▶ **Short problem**:
Locate the lines of the listing below that hold "RPJMN", then copy each of them.

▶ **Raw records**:
==============================

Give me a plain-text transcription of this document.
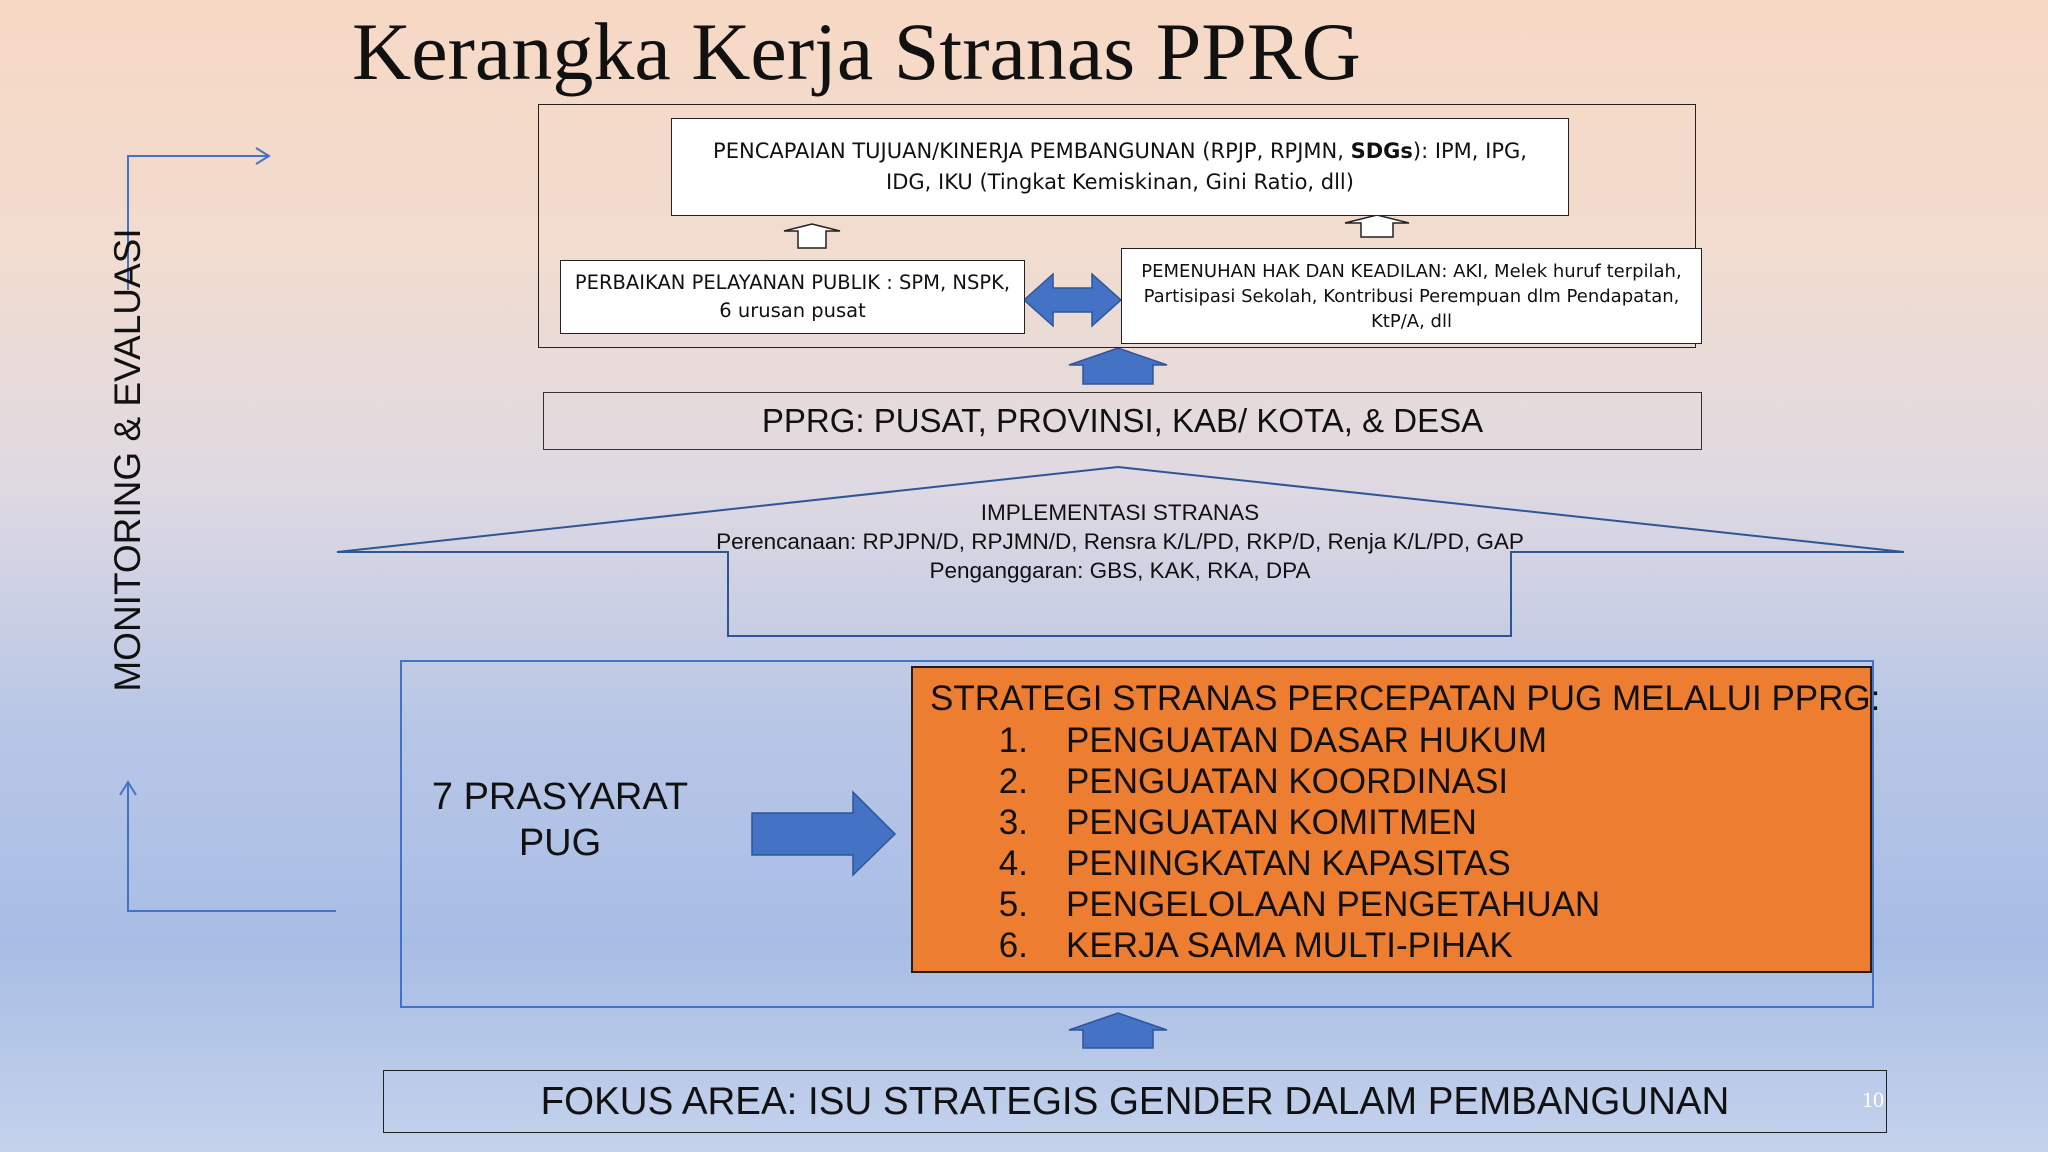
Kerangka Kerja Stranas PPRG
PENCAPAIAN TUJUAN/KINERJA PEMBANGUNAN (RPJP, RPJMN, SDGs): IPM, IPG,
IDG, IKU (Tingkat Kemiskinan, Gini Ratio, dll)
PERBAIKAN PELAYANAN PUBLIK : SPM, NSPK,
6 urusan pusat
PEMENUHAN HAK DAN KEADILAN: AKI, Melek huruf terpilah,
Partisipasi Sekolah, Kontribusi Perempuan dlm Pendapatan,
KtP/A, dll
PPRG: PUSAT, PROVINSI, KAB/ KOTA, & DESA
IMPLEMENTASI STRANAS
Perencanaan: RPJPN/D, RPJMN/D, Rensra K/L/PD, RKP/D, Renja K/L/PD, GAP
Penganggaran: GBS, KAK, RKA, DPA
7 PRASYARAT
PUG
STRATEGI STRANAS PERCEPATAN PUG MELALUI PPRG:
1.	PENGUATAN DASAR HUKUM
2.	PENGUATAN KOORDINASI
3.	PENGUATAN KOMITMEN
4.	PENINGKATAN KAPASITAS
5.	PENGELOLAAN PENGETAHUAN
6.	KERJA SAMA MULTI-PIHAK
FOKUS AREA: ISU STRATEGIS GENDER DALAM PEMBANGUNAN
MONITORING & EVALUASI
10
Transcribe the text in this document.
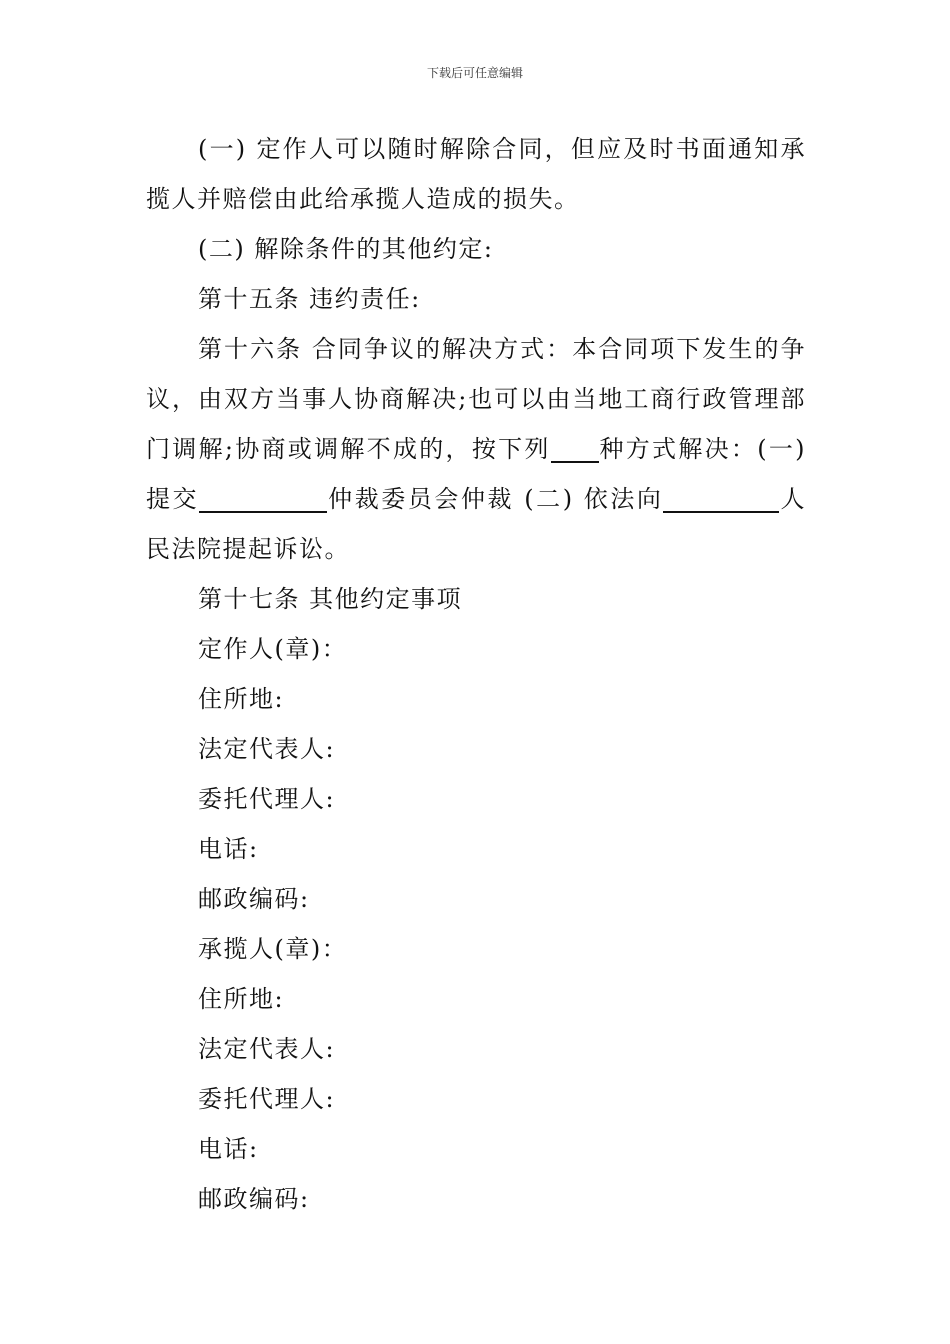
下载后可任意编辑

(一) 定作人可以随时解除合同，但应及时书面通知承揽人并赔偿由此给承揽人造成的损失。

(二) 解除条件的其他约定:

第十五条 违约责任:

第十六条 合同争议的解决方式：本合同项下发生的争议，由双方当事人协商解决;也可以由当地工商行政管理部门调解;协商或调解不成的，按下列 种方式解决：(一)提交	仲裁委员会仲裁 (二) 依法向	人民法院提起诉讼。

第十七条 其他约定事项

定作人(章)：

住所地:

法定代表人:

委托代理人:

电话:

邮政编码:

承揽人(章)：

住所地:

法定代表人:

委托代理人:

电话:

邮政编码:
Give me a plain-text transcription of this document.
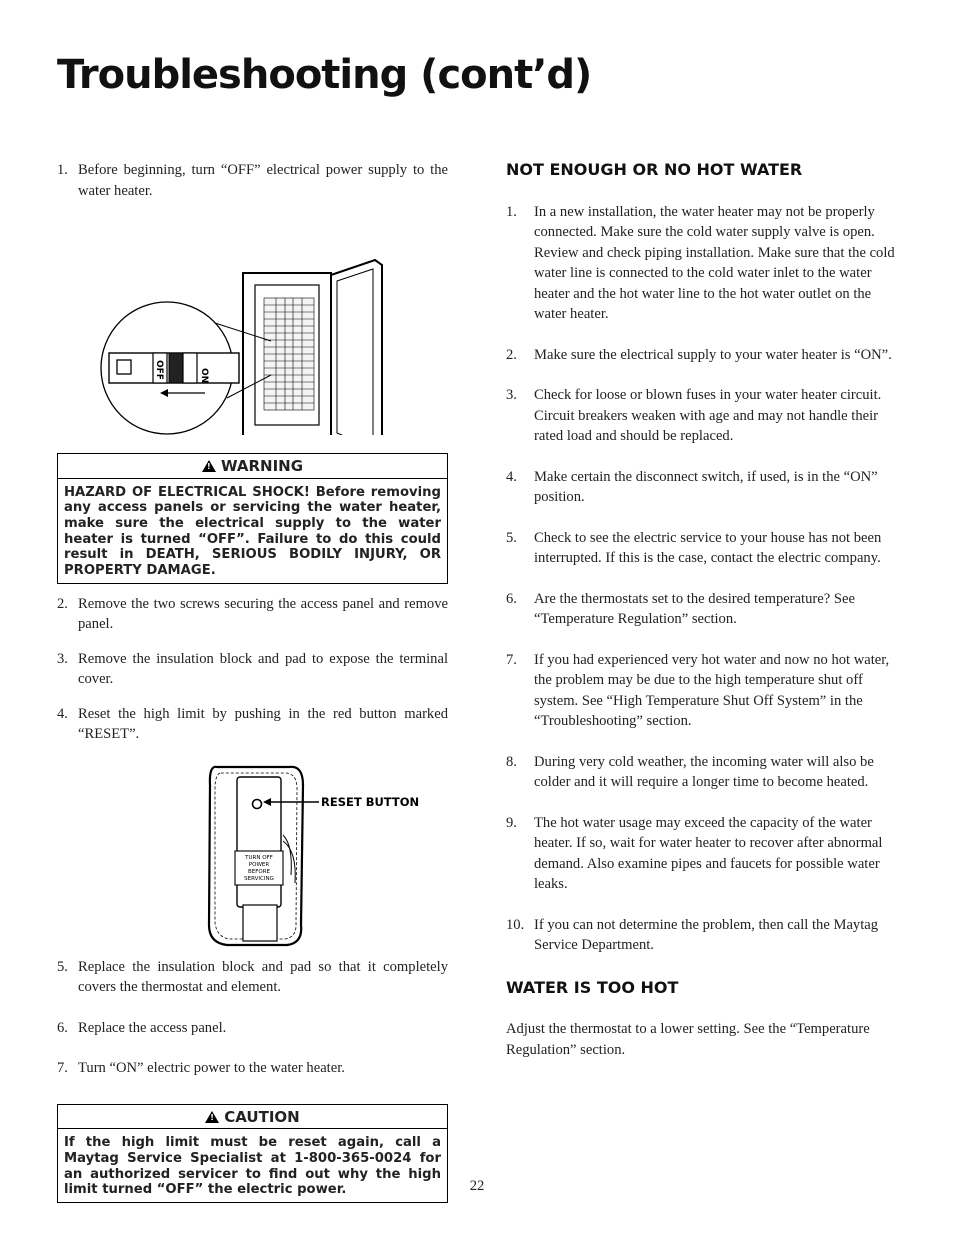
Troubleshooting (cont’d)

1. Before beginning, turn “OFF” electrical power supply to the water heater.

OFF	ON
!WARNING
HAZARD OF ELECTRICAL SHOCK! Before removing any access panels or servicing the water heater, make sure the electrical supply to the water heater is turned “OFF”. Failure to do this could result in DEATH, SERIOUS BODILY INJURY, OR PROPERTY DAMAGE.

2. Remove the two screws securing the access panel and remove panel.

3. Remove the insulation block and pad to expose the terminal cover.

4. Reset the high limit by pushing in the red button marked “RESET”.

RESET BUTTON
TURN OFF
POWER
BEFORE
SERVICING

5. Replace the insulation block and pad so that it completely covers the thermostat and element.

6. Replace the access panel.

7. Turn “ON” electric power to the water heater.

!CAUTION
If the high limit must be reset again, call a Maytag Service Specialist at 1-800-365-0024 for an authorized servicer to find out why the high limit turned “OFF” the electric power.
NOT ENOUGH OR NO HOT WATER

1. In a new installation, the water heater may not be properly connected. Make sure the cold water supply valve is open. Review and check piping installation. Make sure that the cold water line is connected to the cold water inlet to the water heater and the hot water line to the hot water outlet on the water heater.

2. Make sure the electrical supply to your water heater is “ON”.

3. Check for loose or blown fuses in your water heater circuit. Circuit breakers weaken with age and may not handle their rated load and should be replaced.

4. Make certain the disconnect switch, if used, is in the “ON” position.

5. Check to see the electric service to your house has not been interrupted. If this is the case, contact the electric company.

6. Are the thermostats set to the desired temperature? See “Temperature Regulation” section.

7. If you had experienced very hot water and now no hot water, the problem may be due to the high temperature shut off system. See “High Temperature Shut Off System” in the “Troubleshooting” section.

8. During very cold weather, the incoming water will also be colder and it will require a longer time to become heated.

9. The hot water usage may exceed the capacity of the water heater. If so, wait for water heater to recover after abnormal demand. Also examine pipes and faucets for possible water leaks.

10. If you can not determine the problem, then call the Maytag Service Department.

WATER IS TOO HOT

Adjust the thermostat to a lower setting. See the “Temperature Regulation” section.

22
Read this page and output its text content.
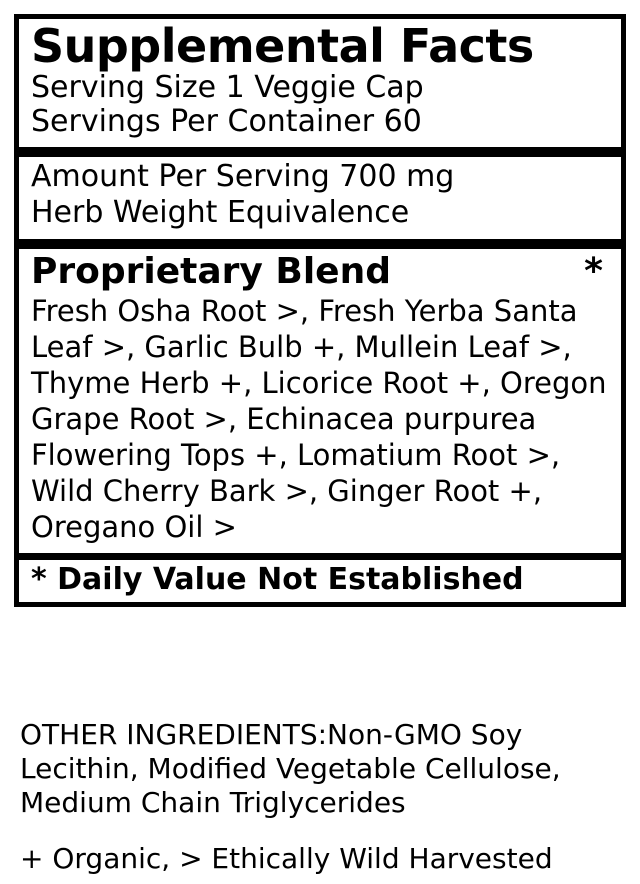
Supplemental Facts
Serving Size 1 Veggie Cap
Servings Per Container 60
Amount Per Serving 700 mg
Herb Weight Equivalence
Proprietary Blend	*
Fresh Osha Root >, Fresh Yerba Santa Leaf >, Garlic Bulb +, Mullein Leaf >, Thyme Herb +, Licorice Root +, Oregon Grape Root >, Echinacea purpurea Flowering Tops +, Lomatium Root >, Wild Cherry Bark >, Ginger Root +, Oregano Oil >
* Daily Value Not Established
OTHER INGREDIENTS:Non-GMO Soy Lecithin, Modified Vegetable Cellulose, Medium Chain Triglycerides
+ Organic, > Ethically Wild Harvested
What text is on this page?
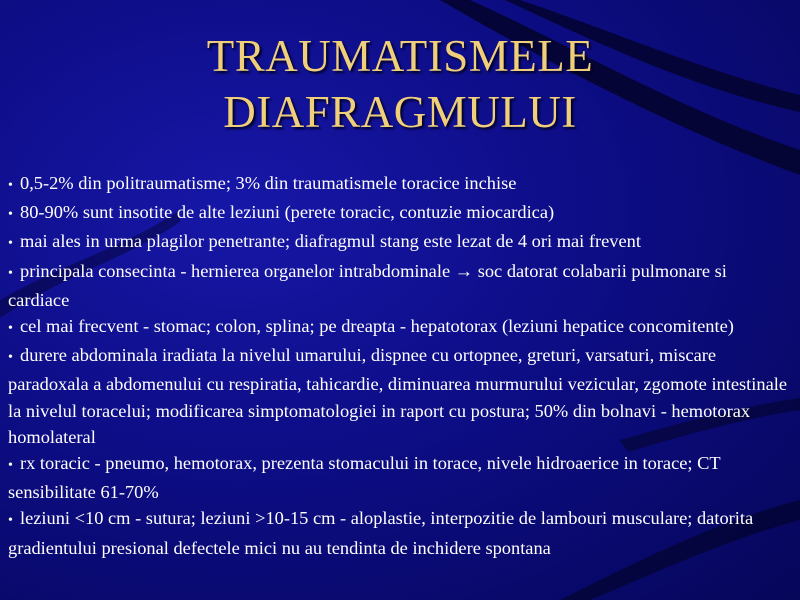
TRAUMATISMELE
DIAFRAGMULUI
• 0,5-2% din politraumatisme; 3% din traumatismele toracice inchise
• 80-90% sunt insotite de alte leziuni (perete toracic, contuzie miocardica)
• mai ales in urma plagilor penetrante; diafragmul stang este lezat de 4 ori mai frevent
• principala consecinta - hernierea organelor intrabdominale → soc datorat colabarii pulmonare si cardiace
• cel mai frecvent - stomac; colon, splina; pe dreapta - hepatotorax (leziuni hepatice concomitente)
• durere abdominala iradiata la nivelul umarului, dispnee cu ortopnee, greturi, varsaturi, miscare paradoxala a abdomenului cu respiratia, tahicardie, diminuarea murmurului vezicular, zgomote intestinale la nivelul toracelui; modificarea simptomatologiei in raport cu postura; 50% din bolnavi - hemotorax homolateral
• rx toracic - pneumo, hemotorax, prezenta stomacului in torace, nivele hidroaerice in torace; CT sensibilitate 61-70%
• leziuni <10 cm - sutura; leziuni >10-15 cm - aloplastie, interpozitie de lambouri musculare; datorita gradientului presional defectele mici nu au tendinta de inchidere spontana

==============================

▶ **Solution to this problem**:
PENCAPAIAN TUJUAN/KINERJA PEMBANGUNAN (RPJP, RPJMN, SDGs): IPM, IPG,
Perencanaan: RPJPN/D, RPJMN/D, Rensra K/L/PD, RKP/D, Renja K/L/PD, GAP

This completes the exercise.